■ Records for this exercise:
— BEGIN —

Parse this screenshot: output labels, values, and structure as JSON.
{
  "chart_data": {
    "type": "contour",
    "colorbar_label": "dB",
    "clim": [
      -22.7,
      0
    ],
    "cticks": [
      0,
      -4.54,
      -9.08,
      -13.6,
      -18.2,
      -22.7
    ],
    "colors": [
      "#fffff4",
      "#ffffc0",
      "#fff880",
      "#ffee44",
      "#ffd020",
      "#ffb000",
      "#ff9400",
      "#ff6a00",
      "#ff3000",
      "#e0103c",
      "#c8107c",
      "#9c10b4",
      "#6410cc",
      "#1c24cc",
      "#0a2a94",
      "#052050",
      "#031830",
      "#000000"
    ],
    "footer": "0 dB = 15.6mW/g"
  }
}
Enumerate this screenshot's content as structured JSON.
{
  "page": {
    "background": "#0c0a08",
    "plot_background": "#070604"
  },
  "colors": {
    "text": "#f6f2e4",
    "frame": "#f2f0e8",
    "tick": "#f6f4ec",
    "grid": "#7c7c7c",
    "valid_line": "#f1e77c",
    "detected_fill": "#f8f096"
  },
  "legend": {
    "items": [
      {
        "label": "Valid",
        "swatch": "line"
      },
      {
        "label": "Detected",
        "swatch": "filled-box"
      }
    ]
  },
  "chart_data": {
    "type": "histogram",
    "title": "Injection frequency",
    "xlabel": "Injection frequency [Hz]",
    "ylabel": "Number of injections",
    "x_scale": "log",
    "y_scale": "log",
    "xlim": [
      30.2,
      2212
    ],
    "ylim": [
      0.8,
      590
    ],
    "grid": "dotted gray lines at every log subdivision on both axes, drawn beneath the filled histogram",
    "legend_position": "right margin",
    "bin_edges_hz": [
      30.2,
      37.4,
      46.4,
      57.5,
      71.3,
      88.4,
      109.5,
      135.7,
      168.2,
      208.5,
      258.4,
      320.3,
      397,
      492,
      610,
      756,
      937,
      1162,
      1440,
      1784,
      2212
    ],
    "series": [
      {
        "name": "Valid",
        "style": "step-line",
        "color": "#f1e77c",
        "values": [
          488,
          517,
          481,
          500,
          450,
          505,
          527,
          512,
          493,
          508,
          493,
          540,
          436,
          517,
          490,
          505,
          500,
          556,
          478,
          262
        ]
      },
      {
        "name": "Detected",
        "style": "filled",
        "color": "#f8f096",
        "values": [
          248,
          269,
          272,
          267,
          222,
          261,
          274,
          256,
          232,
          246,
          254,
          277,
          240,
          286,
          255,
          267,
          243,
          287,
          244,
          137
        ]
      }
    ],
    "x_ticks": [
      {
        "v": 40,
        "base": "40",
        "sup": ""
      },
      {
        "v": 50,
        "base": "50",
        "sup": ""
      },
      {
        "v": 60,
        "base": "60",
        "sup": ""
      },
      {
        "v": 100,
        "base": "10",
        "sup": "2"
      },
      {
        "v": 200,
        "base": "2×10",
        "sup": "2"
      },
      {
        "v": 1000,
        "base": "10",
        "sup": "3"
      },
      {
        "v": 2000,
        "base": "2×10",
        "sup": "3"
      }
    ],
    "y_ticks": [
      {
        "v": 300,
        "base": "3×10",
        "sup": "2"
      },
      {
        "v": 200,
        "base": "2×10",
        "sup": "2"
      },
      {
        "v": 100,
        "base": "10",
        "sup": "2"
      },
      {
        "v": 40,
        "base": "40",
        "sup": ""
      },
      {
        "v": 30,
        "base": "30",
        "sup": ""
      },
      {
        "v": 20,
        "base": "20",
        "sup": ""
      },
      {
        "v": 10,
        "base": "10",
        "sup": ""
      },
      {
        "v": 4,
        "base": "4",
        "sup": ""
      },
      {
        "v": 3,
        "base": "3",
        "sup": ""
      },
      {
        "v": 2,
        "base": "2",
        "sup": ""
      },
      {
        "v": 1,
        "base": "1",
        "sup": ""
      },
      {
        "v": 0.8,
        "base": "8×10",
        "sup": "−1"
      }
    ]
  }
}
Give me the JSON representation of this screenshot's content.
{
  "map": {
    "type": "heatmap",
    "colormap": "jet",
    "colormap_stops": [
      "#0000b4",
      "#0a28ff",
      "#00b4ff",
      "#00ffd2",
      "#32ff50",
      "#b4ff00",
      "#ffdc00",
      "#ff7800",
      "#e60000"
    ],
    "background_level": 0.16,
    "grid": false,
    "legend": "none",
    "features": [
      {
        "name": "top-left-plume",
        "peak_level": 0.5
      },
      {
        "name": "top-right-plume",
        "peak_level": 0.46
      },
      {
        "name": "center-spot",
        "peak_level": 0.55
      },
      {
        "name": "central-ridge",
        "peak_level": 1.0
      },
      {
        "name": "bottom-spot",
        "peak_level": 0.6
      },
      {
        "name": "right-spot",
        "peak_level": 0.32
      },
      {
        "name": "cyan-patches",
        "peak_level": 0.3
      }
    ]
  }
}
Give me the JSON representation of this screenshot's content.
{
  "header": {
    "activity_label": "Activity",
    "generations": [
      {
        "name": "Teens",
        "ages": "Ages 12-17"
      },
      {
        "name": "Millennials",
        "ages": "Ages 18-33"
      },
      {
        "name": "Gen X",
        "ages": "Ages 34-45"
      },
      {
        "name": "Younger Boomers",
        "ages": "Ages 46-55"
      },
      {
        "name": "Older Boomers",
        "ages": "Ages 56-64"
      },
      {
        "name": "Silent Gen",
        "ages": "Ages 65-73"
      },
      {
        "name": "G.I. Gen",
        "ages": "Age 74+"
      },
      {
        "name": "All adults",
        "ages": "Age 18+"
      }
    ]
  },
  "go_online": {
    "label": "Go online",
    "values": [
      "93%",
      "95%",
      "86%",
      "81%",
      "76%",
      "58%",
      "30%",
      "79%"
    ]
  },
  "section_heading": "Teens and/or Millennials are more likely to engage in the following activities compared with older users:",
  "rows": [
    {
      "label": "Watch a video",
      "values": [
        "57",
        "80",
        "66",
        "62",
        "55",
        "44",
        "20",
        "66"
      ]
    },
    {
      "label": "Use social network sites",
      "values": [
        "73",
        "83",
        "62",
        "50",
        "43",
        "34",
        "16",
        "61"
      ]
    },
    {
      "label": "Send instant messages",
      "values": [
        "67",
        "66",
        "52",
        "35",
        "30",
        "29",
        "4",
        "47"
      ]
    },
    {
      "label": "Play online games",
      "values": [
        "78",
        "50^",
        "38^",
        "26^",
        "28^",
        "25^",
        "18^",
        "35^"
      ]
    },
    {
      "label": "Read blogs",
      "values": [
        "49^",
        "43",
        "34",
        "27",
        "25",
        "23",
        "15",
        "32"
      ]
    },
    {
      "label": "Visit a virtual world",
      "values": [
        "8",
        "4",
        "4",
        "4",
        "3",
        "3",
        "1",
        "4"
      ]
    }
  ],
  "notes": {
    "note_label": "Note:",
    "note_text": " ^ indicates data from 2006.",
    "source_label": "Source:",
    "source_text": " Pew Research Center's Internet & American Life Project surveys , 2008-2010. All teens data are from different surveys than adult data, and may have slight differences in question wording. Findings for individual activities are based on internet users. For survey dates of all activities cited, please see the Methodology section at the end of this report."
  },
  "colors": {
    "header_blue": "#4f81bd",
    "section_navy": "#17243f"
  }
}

— END —

Identify each line in the entries with the word "activities" and copy it.

■ Full output:
  "section_heading": "Teens and/or Millennials are more likely to engage in the following activities compared with older users:",
    "source_text": " Pew Research Center's Internet & American Life Project surveys , 2008-2010. All teens data are from different surveys than adult data, and may have slight differences in question wording. Findings for individual activities are based on internet users. For survey dates of all activities cited, please see the Methodology section at the end of this report."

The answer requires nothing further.